— Start of Material to process —

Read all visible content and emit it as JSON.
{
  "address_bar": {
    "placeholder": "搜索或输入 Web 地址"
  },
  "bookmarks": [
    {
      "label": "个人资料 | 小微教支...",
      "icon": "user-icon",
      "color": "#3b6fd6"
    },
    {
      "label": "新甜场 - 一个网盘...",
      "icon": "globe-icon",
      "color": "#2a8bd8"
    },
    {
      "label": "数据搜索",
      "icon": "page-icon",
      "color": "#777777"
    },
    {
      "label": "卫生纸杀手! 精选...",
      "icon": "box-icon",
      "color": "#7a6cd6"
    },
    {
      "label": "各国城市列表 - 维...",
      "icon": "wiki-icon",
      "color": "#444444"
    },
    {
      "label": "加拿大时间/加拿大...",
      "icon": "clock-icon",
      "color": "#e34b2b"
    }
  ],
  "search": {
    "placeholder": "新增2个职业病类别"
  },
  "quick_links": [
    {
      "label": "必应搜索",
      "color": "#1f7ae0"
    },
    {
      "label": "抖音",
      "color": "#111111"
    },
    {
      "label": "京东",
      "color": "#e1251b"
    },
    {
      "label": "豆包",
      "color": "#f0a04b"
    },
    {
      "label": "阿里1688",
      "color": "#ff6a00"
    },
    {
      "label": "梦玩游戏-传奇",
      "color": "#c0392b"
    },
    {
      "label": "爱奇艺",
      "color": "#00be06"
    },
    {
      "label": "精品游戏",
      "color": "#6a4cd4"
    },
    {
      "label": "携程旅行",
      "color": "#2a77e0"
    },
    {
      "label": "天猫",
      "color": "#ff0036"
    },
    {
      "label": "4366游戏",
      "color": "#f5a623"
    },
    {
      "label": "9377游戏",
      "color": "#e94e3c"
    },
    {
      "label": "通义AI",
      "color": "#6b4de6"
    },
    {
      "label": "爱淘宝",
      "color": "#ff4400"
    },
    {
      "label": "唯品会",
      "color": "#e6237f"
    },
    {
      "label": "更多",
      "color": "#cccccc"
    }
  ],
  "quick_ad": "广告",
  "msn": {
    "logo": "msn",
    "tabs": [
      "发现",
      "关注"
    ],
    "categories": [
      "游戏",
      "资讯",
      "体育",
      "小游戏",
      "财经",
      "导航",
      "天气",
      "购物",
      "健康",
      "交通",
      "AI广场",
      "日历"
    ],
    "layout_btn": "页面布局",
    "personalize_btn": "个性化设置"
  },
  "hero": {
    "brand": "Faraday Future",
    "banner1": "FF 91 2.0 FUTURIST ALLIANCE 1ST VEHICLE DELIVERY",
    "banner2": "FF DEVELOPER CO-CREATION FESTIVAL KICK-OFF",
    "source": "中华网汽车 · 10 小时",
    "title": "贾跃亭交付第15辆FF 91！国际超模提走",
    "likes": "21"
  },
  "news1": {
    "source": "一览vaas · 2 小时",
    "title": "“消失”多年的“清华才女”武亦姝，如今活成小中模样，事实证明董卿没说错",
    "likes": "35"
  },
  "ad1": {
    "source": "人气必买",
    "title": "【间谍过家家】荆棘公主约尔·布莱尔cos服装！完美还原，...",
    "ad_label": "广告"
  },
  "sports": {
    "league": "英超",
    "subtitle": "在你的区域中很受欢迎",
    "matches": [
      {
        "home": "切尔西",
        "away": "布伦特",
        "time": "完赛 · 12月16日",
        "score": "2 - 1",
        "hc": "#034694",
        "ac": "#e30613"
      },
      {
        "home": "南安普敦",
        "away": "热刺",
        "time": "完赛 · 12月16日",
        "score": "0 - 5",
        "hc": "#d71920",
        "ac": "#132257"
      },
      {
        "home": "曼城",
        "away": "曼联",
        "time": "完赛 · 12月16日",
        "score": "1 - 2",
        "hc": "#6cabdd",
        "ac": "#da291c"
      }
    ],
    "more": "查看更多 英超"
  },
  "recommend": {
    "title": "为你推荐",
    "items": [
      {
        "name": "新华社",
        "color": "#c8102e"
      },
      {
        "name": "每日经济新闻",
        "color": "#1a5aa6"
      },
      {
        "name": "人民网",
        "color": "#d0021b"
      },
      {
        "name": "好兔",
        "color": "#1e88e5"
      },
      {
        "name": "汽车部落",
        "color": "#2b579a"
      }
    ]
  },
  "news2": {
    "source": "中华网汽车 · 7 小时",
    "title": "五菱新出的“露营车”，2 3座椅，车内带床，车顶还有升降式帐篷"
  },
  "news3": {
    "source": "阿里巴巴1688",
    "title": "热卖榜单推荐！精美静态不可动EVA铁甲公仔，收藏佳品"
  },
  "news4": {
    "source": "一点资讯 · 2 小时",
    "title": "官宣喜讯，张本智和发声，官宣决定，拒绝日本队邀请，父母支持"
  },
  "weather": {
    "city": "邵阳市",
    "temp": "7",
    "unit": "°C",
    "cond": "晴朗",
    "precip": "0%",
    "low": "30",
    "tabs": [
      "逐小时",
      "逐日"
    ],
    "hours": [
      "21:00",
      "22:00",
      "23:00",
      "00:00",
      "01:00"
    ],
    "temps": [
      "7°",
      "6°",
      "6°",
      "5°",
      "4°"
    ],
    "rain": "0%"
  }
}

— End of Material to process —

● Exercise aim
Output every line above without altering anything.

● Problem solution
Read all visible content and emit it as JSON.
{
  "address_bar": {
    "placeholder": "搜索或输入 Web 地址"
  },
  "bookmarks": [
    {
      "label": "个人资料 | 小微教支...",
      "icon": "user-icon",
      "color": "#3b6fd6"
    },
    {
      "label": "新甜场 - 一个网盘...",
      "icon": "globe-icon",
      "color": "#2a8bd8"
    },
    {
      "label": "数据搜索",
      "icon": "page-icon",
      "color": "#777777"
    },
    {
      "label": "卫生纸杀手! 精选...",
      "icon": "box-icon",
      "color": "#7a6cd6"
    },
    {
      "label": "各国城市列表 - 维...",
      "icon": "wiki-icon",
      "color": "#444444"
    },
    {
      "label": "加拿大时间/加拿大...",
      "icon": "clock-icon",
      "color": "#e34b2b"
    }
  ],
  "search": {
    "placeholder": "新增2个职业病类别"
  },
  "quick_links": [
    {
      "label": "必应搜索",
      "color": "#1f7ae0"
    },
    {
      "label": "抖音",
      "color": "#111111"
    },
    {
      "label": "京东",
      "color": "#e1251b"
    },
    {
      "label": "豆包",
      "color": "#f0a04b"
    },
    {
      "label": "阿里1688",
      "color": "#ff6a00"
    },
    {
      "label": "梦玩游戏-传奇",
      "color": "#c0392b"
    },
    {
      "label": "爱奇艺",
      "color": "#00be06"
    },
    {
      "label": "精品游戏",
      "color": "#6a4cd4"
    },
    {
      "label": "携程旅行",
      "color": "#2a77e0"
    },
    {
      "label": "天猫",
      "color": "#ff0036"
    },
    {
      "label": "4366游戏",
      "color": "#f5a623"
    },
    {
      "label": "9377游戏",
      "color": "#e94e3c"
    },
    {
      "label": "通义AI",
      "color": "#6b4de6"
    },
    {
      "label": "爱淘宝",
      "color": "#ff4400"
    },
    {
      "label": "唯品会",
      "color": "#e6237f"
    },
    {
      "label": "更多",
      "color": "#cccccc"
    }
  ],
  "quick_ad": "广告",
  "msn": {
    "logo": "msn",
    "tabs": [
      "发现",
      "关注"
    ],
    "categories": [
      "游戏",
      "资讯",
      "体育",
      "小游戏",
      "财经",
      "导航",
      "天气",
      "购物",
      "健康",
      "交通",
      "AI广场",
      "日历"
    ],
    "layout_btn": "页面布局",
    "personalize_btn": "个性化设置"
  },
  "hero": {
    "brand": "Faraday Future",
    "banner1": "FF 91 2.0 FUTURIST ALLIANCE 1ST VEHICLE DELIVERY",
    "banner2": "FF DEVELOPER CO-CREATION FESTIVAL KICK-OFF",
    "source": "中华网汽车 · 10 小时",
    "title": "贾跃亭交付第15辆FF 91！国际超模提走",
    "likes": "21"
  },
  "news1": {
    "source": "一览vaas · 2 小时",
    "title": "“消失”多年的“清华才女”武亦姝，如今活成小中模样，事实证明董卿没说错",
    "likes": "35"
  },
  "ad1": {
    "source": "人气必买",
    "title": "【间谍过家家】荆棘公主约尔·布莱尔cos服装！完美还原，...",
    "ad_label": "广告"
  },
  "sports": {
    "league": "英超",
    "subtitle": "在你的区域中很受欢迎",
    "matches": [
      {
        "home": "切尔西",
        "away": "布伦特",
        "time": "完赛 · 12月16日",
        "score": "2 - 1",
        "hc": "#034694",
        "ac": "#e30613"
      },
      {
        "home": "南安普敦",
        "away": "热刺",
        "time": "完赛 · 12月16日",
        "score": "0 - 5",
        "hc": "#d71920",
        "ac": "#132257"
      },
      {
        "home": "曼城",
        "away": "曼联",
        "time": "完赛 · 12月16日",
        "score": "1 - 2",
        "hc": "#6cabdd",
        "ac": "#da291c"
      }
    ],
    "more": "查看更多 英超"
  },
  "recommend": {
    "title": "为你推荐",
    "items": [
      {
        "name": "新华社",
        "color": "#c8102e"
      },
      {
        "name": "每日经济新闻",
        "color": "#1a5aa6"
      },
      {
        "name": "人民网",
        "color": "#d0021b"
      },
      {
        "name": "好兔",
        "color": "#1e88e5"
      },
      {
        "name": "汽车部落",
        "color": "#2b579a"
      }
    ]
  },
  "news2": {
    "source": "中华网汽车 · 7 小时",
    "title": "五菱新出的“露营车”，2 3座椅，车内带床，车顶还有升降式帐篷"
  },
  "news3": {
    "source": "阿里巴巴1688",
    "title": "热卖榜单推荐！精美静态不可动EVA铁甲公仔，收藏佳品"
  },
  "news4": {
    "source": "一点资讯 · 2 小时",
    "title": "官宣喜讯，张本智和发声，官宣决定，拒绝日本队邀请，父母支持"
  },
  "weather": {
    "city": "邵阳市",
    "temp": "7",
    "unit": "°C",
    "cond": "晴朗",
    "precip": "0%",
    "low": "30",
    "tabs": [
      "逐小时",
      "逐日"
    ],
    "hours": [
      "21:00",
      "22:00",
      "23:00",
      "00:00",
      "01:00"
    ],
    "temps": [
      "7°",
      "6°",
      "6°",
      "5°",
      "4°"
    ],
    "rain": "0%"
  }
}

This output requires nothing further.